--- Begin ---

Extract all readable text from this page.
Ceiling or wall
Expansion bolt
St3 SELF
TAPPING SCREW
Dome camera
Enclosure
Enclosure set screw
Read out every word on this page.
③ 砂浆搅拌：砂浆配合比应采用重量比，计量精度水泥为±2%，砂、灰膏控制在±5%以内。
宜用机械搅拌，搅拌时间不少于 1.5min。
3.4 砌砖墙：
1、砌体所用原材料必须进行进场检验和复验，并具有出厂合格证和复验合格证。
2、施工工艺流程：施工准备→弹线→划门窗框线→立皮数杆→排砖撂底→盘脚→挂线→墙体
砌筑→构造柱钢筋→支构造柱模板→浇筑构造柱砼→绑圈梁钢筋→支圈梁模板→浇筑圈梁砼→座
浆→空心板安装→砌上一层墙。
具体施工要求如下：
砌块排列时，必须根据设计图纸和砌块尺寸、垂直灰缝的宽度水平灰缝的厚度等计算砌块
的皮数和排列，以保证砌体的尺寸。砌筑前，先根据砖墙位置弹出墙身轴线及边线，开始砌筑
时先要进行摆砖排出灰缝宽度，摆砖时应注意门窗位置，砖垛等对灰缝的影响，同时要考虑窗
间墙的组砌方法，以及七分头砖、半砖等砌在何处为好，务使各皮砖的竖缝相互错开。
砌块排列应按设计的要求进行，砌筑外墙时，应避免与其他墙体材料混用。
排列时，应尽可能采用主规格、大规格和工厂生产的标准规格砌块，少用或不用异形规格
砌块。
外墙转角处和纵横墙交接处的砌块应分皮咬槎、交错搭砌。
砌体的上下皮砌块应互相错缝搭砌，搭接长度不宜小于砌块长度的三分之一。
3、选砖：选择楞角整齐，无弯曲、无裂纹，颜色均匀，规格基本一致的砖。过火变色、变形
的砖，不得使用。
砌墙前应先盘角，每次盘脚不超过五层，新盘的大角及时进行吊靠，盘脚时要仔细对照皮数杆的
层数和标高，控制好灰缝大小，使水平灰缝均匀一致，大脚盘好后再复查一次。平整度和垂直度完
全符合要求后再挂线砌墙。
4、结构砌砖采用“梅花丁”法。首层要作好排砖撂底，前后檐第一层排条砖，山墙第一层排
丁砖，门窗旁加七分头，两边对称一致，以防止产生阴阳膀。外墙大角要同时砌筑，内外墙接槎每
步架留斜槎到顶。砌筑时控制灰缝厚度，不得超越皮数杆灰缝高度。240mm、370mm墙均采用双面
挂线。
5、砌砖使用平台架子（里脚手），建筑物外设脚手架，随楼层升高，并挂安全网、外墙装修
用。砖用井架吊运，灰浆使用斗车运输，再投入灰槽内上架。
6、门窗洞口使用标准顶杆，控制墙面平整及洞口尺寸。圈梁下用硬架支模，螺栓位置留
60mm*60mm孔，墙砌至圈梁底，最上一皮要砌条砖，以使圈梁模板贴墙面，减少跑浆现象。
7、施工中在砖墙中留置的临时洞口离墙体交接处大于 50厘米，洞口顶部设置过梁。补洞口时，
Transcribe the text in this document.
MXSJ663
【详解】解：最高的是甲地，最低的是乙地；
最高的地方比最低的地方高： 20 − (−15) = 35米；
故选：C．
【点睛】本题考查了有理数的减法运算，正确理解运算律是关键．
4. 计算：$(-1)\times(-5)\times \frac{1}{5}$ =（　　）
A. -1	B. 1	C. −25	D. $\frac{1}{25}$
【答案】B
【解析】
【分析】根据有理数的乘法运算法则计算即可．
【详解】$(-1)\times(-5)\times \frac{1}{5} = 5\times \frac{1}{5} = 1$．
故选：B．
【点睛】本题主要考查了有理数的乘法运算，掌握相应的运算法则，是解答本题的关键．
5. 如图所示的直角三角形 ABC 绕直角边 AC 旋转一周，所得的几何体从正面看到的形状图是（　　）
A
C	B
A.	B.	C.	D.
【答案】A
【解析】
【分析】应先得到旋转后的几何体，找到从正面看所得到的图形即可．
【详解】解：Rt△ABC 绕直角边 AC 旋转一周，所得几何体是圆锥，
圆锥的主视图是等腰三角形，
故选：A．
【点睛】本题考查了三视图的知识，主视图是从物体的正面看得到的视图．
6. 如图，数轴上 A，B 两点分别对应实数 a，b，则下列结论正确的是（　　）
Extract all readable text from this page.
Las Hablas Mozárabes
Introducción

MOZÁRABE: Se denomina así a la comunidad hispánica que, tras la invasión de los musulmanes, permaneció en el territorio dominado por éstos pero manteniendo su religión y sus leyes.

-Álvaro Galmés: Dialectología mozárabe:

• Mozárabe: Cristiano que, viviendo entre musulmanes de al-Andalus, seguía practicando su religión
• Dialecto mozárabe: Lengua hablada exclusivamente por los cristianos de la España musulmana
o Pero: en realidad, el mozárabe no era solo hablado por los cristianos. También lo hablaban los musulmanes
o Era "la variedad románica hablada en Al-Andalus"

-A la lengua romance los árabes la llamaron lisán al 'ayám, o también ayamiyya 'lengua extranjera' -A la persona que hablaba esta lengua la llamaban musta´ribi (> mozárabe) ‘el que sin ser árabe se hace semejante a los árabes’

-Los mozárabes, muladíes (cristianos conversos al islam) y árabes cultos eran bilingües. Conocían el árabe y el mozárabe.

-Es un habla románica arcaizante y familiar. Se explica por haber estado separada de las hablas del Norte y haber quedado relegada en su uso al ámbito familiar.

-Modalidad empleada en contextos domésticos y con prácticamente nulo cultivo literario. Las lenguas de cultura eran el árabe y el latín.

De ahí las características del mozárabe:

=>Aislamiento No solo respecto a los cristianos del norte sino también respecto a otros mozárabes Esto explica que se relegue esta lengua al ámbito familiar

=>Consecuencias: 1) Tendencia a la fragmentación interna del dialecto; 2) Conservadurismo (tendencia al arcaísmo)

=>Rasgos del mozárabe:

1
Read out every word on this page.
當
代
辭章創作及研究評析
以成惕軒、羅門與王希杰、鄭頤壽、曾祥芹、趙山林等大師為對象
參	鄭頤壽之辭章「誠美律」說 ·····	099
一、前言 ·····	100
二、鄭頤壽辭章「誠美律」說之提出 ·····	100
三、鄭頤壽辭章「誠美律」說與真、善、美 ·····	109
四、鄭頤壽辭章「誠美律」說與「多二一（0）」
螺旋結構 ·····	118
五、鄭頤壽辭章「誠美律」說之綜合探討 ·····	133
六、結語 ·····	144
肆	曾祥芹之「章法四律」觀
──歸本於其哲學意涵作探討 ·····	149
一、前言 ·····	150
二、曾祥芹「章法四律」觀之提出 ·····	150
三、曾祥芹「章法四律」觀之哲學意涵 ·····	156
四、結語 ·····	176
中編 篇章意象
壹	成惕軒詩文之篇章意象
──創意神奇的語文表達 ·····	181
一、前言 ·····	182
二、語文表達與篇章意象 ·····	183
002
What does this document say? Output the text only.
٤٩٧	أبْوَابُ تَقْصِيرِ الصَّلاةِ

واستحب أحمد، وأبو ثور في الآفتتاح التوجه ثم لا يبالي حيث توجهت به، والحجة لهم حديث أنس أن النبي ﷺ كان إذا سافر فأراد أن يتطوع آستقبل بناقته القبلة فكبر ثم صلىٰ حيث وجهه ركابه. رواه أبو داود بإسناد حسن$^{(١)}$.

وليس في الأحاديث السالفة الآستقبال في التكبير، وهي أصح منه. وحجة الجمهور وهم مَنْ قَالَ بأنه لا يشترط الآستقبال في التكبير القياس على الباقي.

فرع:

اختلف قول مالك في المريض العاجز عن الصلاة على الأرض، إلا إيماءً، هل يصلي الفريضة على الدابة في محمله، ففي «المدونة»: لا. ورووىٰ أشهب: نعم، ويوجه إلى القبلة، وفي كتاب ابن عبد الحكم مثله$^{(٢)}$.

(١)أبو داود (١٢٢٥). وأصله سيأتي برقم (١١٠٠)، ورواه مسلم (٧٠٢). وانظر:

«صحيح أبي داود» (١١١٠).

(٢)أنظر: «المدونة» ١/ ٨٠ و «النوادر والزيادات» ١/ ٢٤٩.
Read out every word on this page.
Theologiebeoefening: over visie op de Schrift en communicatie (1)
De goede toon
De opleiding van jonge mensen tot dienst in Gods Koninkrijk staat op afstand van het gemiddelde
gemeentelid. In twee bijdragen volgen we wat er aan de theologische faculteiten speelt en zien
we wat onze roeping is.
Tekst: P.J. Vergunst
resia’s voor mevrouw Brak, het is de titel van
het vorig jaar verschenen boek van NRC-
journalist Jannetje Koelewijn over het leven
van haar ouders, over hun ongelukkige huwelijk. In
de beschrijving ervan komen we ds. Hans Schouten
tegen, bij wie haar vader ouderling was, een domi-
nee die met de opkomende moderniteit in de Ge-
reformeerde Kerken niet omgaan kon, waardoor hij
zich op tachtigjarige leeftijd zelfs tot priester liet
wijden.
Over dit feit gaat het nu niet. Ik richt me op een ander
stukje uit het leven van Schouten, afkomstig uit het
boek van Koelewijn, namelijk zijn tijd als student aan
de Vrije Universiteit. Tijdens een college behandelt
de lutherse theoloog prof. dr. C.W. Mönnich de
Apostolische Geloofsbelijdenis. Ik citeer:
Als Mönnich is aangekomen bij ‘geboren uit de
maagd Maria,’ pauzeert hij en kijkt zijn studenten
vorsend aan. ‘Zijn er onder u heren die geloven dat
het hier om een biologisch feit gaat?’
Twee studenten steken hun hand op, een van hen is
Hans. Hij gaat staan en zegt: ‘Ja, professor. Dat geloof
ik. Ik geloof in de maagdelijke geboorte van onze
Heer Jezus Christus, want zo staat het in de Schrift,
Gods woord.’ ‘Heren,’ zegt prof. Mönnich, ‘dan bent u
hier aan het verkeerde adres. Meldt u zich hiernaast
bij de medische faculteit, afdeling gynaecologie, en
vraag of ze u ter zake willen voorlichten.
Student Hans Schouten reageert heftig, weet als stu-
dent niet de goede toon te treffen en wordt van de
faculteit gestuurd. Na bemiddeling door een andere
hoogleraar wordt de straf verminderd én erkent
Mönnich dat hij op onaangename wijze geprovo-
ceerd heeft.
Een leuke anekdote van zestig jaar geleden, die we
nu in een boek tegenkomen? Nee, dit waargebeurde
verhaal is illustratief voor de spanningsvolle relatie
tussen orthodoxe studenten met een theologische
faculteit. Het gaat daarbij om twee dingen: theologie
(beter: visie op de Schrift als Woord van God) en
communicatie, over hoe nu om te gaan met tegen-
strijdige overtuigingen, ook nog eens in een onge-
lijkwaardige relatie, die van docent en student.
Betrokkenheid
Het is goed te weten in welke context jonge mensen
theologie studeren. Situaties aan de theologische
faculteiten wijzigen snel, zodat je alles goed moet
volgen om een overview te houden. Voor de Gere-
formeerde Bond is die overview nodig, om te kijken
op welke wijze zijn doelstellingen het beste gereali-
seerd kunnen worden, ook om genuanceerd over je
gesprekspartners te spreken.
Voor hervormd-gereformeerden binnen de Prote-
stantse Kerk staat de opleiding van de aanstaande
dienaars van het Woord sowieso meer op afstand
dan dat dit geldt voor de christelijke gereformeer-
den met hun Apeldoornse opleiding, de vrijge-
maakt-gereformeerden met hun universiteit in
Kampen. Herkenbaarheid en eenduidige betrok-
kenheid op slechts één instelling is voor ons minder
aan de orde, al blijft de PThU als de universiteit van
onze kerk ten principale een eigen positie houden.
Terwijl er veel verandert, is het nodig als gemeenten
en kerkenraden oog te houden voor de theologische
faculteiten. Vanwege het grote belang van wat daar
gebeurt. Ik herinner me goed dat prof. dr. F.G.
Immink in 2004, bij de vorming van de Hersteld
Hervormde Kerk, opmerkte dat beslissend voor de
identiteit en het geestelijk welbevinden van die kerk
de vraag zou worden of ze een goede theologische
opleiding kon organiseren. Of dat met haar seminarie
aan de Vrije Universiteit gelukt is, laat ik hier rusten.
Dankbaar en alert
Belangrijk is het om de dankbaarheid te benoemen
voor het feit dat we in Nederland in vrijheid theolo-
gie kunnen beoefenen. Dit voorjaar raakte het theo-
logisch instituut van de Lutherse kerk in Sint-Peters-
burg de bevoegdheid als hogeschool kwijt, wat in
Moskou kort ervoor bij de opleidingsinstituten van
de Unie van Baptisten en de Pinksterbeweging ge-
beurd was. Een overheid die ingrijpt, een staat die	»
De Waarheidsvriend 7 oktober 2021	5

--- End ---

# [Exercise]
Some lines of the data may hold the word "leven". Say how many do, with nothing else.

# [Response]
2